(Provided data):
- - - - -

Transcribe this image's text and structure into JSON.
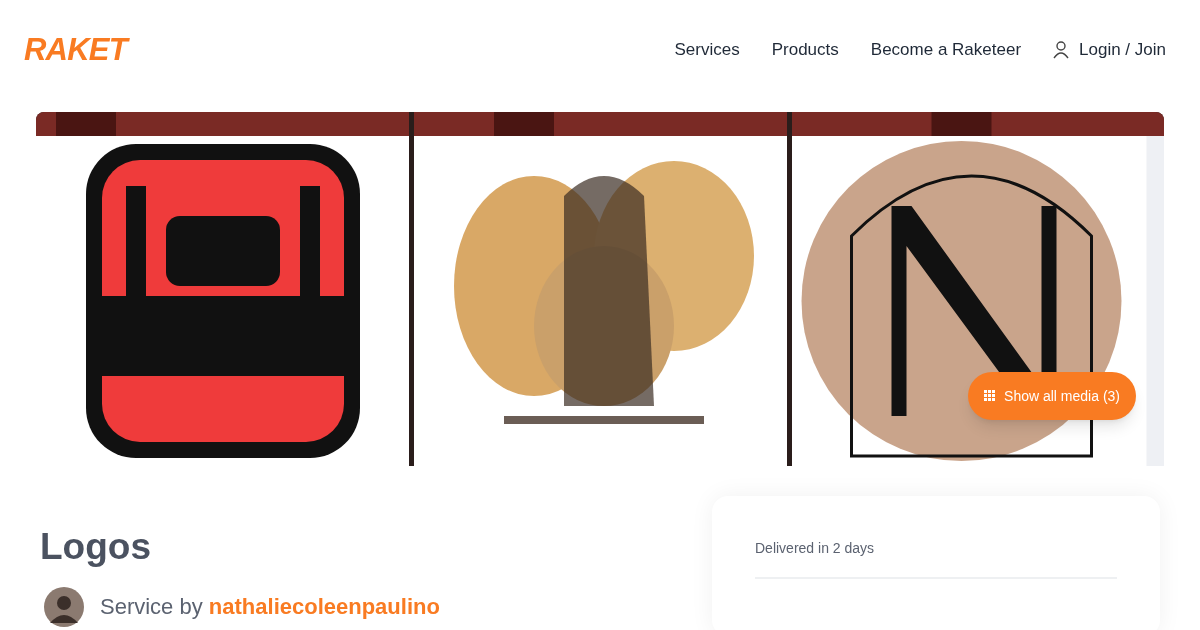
{
  "brand": "RAKET",
  "nav": [
    {
      "label": "Services",
      "kind": "link"
    },
    {
      "label": "Products",
      "kind": "link"
    },
    {
      "label": "Become a Raketeer",
      "kind": "link"
    },
    {
      "label": "Login / Join",
      "kind": "login"
    }
  ],
  "gallery": {
    "show_all_button": "Show all media (3)"
  },
  "title": "Logos",
  "service": {
    "prefix": "Service by",
    "seller": "nathaliecoleenpaulino"
  },
  "card": {
    "delivery": "Delivered in 2 days"
  }
}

- - - - -

(Task description): Reproduce each line exactly, please, except for any pictures.

(Complete output):
Transcribe this image's text and structure into JSON.
{
  "brand": "RAKET",
  "nav": [
    {
      "label": "Services",
      "kind": "link"
    },
    {
      "label": "Products",
      "kind": "link"
    },
    {
      "label": "Become a Raketeer",
      "kind": "link"
    },
    {
      "label": "Login / Join",
      "kind": "login"
    }
  ],
  "gallery": {
    "show_all_button": "Show all media (3)"
  },
  "title": "Logos",
  "service": {
    "prefix": "Service by",
    "seller": "nathaliecoleenpaulino"
  },
  "card": {
    "delivery": "Delivered in 2 days"
  }
}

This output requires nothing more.